··· Data section ···

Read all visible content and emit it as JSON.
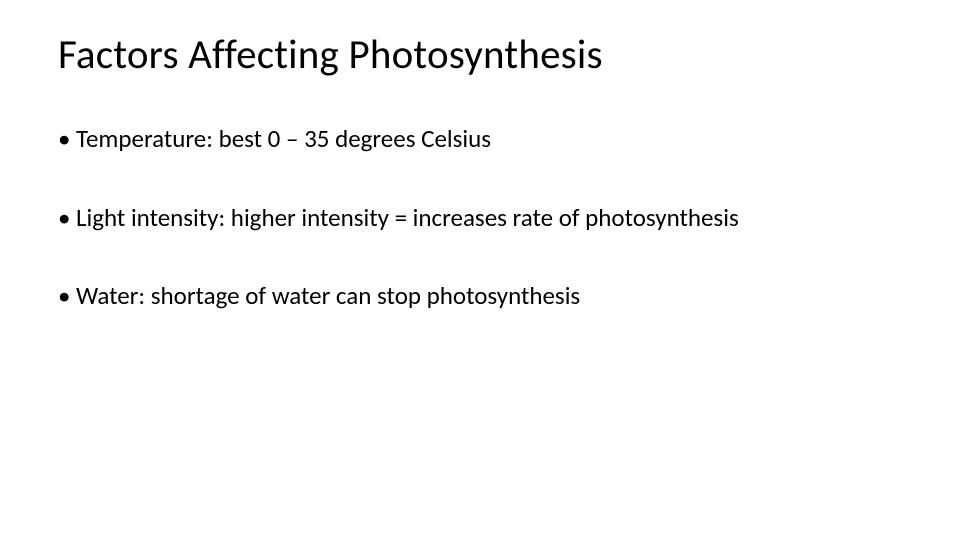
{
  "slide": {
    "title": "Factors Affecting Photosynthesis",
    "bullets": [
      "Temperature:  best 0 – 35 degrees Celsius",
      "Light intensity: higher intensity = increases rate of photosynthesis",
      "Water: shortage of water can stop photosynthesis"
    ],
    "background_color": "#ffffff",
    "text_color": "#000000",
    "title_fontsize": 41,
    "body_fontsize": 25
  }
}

···

#### [Work instructions]
Copy each line exactly, and leave the pictures out of your copy.

#### [Output below]
Read all visible content and emit it as JSON.
{
  "slide": {
    "title": "Factors Affecting Photosynthesis",
    "bullets": [
      "Temperature:  best 0 – 35 degrees Celsius",
      "Light intensity: higher intensity = increases rate of photosynthesis",
      "Water: shortage of water can stop photosynthesis"
    ],
    "background_color": "#ffffff",
    "text_color": "#000000",
    "title_fontsize": 41,
    "body_fontsize": 25
  }
}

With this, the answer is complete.